Britannia, Rule the Floods! Drowned and Dammed: Colonial Capitalism and Flood Control in Eastern India by Rohan D


Britannia, Rule the Floods!

Drowned and Dammed: Colonial Capitalism and Flood Control in Eastern India

by Rohan D’Souza; Oxford University Press, New Delhi, 2006; pp 264, Rs 595.


lood plains were the cradles of early civilisations. Ever since that ancient period, a flood has been seen not only as a destructive force but also as a gift of nature. The silt carried by floodwater was an invaluable source of soil fertility and nutrients. But to enjoy that allowance, people had to learn ways to cope with the hazardous face of a floods. From time immemorial, they have been devising ways to reduce damages caused by flood. These include both flood moderation, and adapting to it. Human civilisations could never achieve complete success in controlling floods. Only once, after the spectacular advances with cement, mortar, and concrete, there was such a hope. The beginning of the Tennessee Valley Authority (TVA) was flaunted as ushering in a new era of bygone flood menace. TVA inspired may similar projects, including the Damodar Valley Corporation (DVC) and the Hirakud dam in India. But soon the hope faded away. Despite TVA, floods continued to occur in Tennessee Valley. In February 1973, Chattanooga city was devastated by a 37 feet high flood. Parts of the TVA were designed primarily to protect this traditionally flood affected city. The TVA consoled itself claiming that in the absence of its dams and regulators, the water would have crested at 52.4 feet.1 This was not the lone incidence of flood in post-project period. In just about 30 years, the TVA realised that its dams and reservoirs could only moderate, but would not prevent all flooding. Since then TVA also tries to “keep the people away from floods”.

“Keep the people away from floods”, which, in policy parlance is known as “flood plain zoning”, is now the official policy of the US. In 1968, the US Congress passed the National Flood Insurance Act, which inter alia, guides development away from flood prone areas. By now, 20,000 local administrations have adopted local flood plain management ordinances prohibiting walled or roofed constructions in the flood prone zones. In India, flood plain zoning was proposed in the early 1970s. In 1975 the centre prepared a Model Bill and circulated it to the state governments. Rashtriya Barh Aayog too, recommended enactment and implementation of flood plain zoning. But this is one of its many recommendations that remained on paper. Investments in vulnerable structures continue unabated, multiplying losses of lives and money, and draining away expensive disaster relief every year.

Already, by the beginning of the 1960s the US Congress had decided against taking up new flood protection structures. Though no clear policy has been adopted, in India there is a tacit moratorium on further construction of major flood control structures. But unlike US, India has made little progress towards living with floods. Success is limited to matters like early warning, but not in flood plain zoning or flood adapted development. The negligence is rooted deep in Indian polity. The concerned parties, the union or the state governments, the technologists and the development workers, or the sufferers, are not ready to accept that they have to live with the reality of floods. This book, about the evolution of flood policy in Orissa delta, traces back the folly to a century. It contains an appalling story of administrative dogma for endorsing “control” over “adaptation” that ultimately permeated the Indian polity. In the author’s words, “the idea and practice of flood-control” in colonial India was “an ideological construct”.

Data shown:
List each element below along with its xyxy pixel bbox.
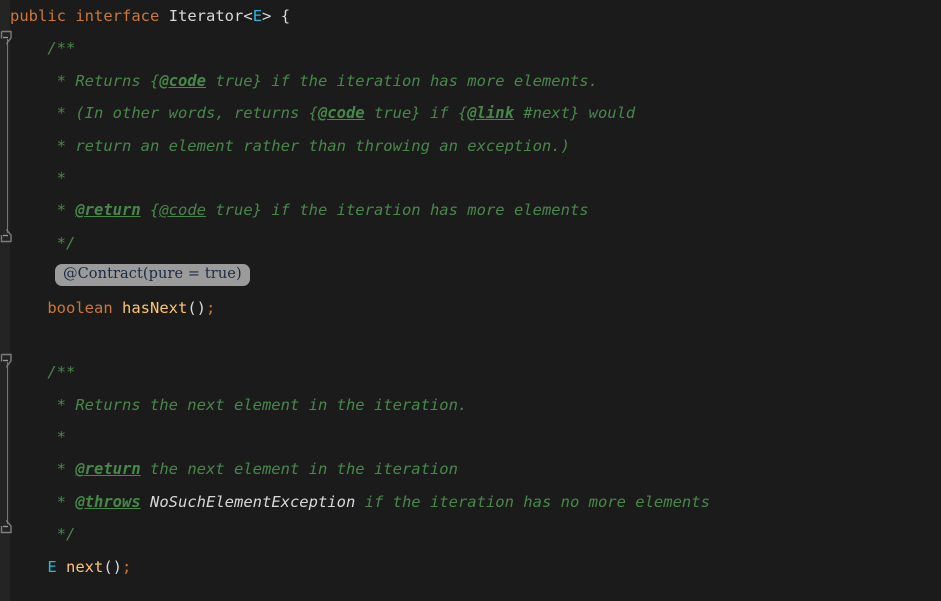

What this task involves: According to the flood-control review, in what year did the US Congress pass the National Flood Insurance Act? Answer using only the review.

Output of the exercise: 1968